▶ _Material to process_:
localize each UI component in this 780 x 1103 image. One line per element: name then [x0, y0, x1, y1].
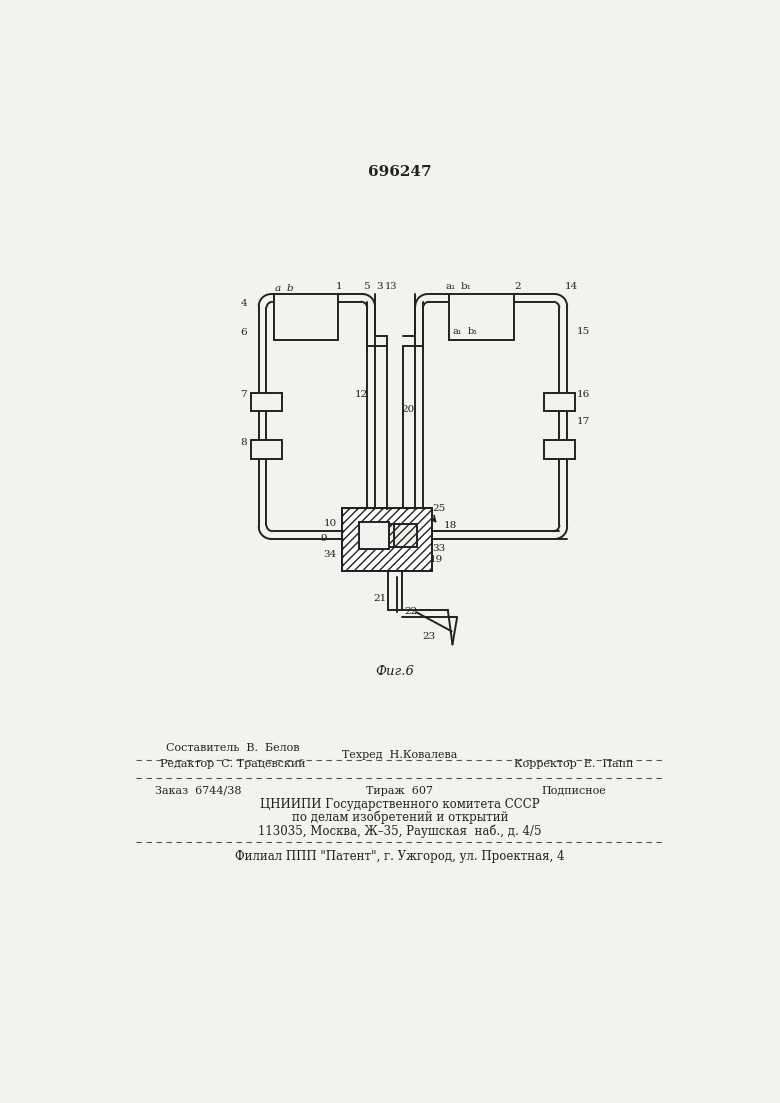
Bar — [251, 440, 282, 459]
Text: Филиал ППП "Патент", г. Ужгород, ул. Проектная, 4: Филиал ППП "Патент", г. Ужгород, ул. Про… — [235, 849, 565, 863]
Bar — [342, 508, 388, 571]
Text: Заказ  6744/38: Заказ 6744/38 — [155, 785, 242, 795]
Bar — [251, 393, 282, 411]
Text: 3: 3 — [376, 282, 383, 291]
Bar — [544, 440, 575, 459]
Text: b₁: b₁ — [468, 326, 478, 335]
Bar — [344, 510, 431, 570]
Text: 25: 25 — [432, 504, 445, 513]
Text: 2: 2 — [514, 282, 521, 291]
Text: Фиг.6: Фиг.6 — [375, 665, 413, 678]
Text: 9: 9 — [321, 535, 327, 544]
Text: Составитель  В.  Белов: Составитель В. Белов — [166, 743, 300, 753]
Text: 19: 19 — [430, 555, 443, 565]
Text: Редактор  С. Трацевский: Редактор С. Трацевский — [161, 759, 306, 769]
Text: 21: 21 — [374, 593, 387, 602]
Text: 22: 22 — [405, 607, 418, 615]
Text: 7: 7 — [240, 389, 247, 398]
Text: a: a — [275, 285, 280, 293]
Text: 20: 20 — [401, 405, 414, 414]
Bar — [342, 508, 432, 571]
Text: b₁: b₁ — [461, 282, 472, 291]
Text: 16: 16 — [576, 389, 590, 398]
Bar — [275, 295, 338, 340]
Bar — [394, 524, 417, 547]
Text: a₁: a₁ — [452, 326, 462, 335]
Text: 17: 17 — [576, 417, 590, 426]
Text: Корректор  Е.  Папп: Корректор Е. Папп — [514, 759, 634, 769]
Bar — [449, 295, 515, 340]
Text: 14: 14 — [566, 282, 579, 291]
Text: Техред  Н.Ковалева: Техред Н.Ковалева — [342, 750, 457, 760]
Text: 696247: 696247 — [368, 165, 431, 180]
Text: 13: 13 — [385, 282, 398, 291]
Text: 12: 12 — [354, 389, 367, 398]
Bar — [360, 522, 389, 549]
Text: 34: 34 — [324, 549, 337, 559]
Text: 10: 10 — [324, 520, 337, 528]
Text: 33: 33 — [432, 544, 445, 553]
Text: b: b — [286, 285, 293, 293]
Text: Тираж  607: Тираж 607 — [367, 785, 433, 795]
Text: 18: 18 — [444, 521, 457, 529]
Text: 4: 4 — [240, 299, 247, 308]
Text: 8: 8 — [240, 438, 247, 447]
Text: a₁: a₁ — [446, 282, 456, 291]
Text: 15: 15 — [576, 326, 590, 335]
Text: 6: 6 — [240, 328, 247, 338]
Bar — [544, 393, 575, 411]
Text: 1: 1 — [336, 282, 342, 291]
Bar — [381, 524, 404, 547]
Text: ЦНИИПИ Государственного комитета СССР: ЦНИИПИ Государственного комитета СССР — [260, 799, 540, 811]
Text: 113035, Москва, Ж–35, Раушская  наб., д. 4/5: 113035, Москва, Ж–35, Раушская наб., д. … — [258, 824, 541, 837]
Bar — [342, 508, 432, 571]
Text: 23: 23 — [423, 632, 436, 641]
Text: 5: 5 — [363, 282, 370, 291]
Text: Подписное: Подписное — [542, 785, 607, 795]
Text: по делам изобретений и открытий: по делам изобретений и открытий — [292, 811, 508, 824]
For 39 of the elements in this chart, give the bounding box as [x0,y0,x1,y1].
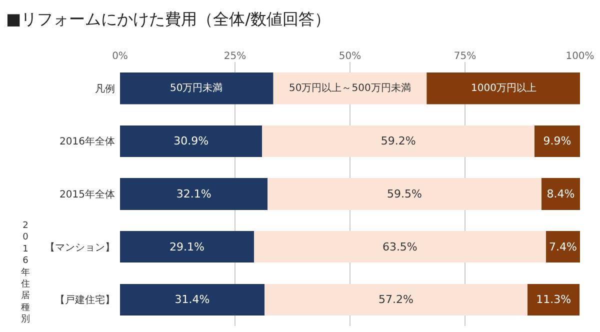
data-label: 31.4% [174,293,210,306]
chart-title: ■リフォームにかけた費用（全体/数値回答） [6,9,331,28]
data-label: 9.9% [543,134,572,148]
y-tick-label: 2016年全体 [60,136,115,148]
bar [120,125,262,158]
bar [268,178,542,210]
data-label: 59.5% [387,188,422,200]
y-tick-label: 【戸建住宅】 [55,294,115,306]
x-tick-label: 25% [224,51,246,62]
text: 2016年住居種別 [21,221,30,325]
data-label: 32.1% [176,188,212,200]
bar [534,125,580,158]
data-label: 57.2% [378,293,414,306]
x-tick-label: 0% [112,51,128,62]
bar [120,284,264,316]
x-tick-label: 75% [454,51,476,62]
legend-title: 凡例 [95,84,115,95]
x-tick-label: 50% [338,51,362,62]
bar [546,230,580,263]
bar [541,178,580,210]
bar [120,178,268,210]
data-label: 29.1% [169,240,204,254]
x-tick-label: 100% [566,51,594,62]
data-label: 8.4% [546,188,575,200]
data-label: 59.2% [380,134,416,148]
data-label: 11.3% [536,293,572,306]
bar [120,230,254,263]
text: 1000万円以上 [471,82,536,94]
bar [262,125,534,158]
y-tick-label: 2015年全体 [60,188,115,200]
y-tick-label: 【マンション】 [45,241,115,254]
bar [528,284,580,316]
bar [254,230,546,263]
data-label: 63.5% [382,240,418,254]
text: 50万円未満 [170,82,223,94]
data-label: 7.4% [549,240,577,254]
text: 50万円以上～500万円未満 [289,82,411,94]
bar [264,284,528,316]
data-label: 30.9% [174,134,209,148]
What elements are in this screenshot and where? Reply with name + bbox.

▶ _Objective_: In the part of the listing that opens with the line containing "data-label: 31.4% [174,293,210,306]" and closes with the line containing "legend-title: 凡例 [95,84,115,95]", substitute "value-label" for each occurrence of "data-label". Reproduce only those lines, with everything else unchanged.

▶ _Expected output_:
value-label: 31.4% [174,293,210,306]
chart-title: ■リフォームにかけた費用（全体/数値回答） [6,9,331,28]
value-label: 9.9% [543,134,572,148]
y-tick-label: 2016年全体 [60,136,115,148]
bar [120,125,262,158]
bar [268,178,542,210]
value-label: 59.5% [387,188,422,200]
y-tick-label: 【戸建住宅】 [55,294,115,306]
x-tick-label: 25% [224,51,246,62]
text: 2016年住居種別 [21,221,30,325]
value-label: 32.1% [176,188,212,200]
bar [534,125,580,158]
value-label: 57.2% [378,293,414,306]
x-tick-label: 0% [112,51,128,62]
bar [120,284,264,316]
x-tick-label: 75% [454,51,476,62]
legend-title: 凡例 [95,84,115,95]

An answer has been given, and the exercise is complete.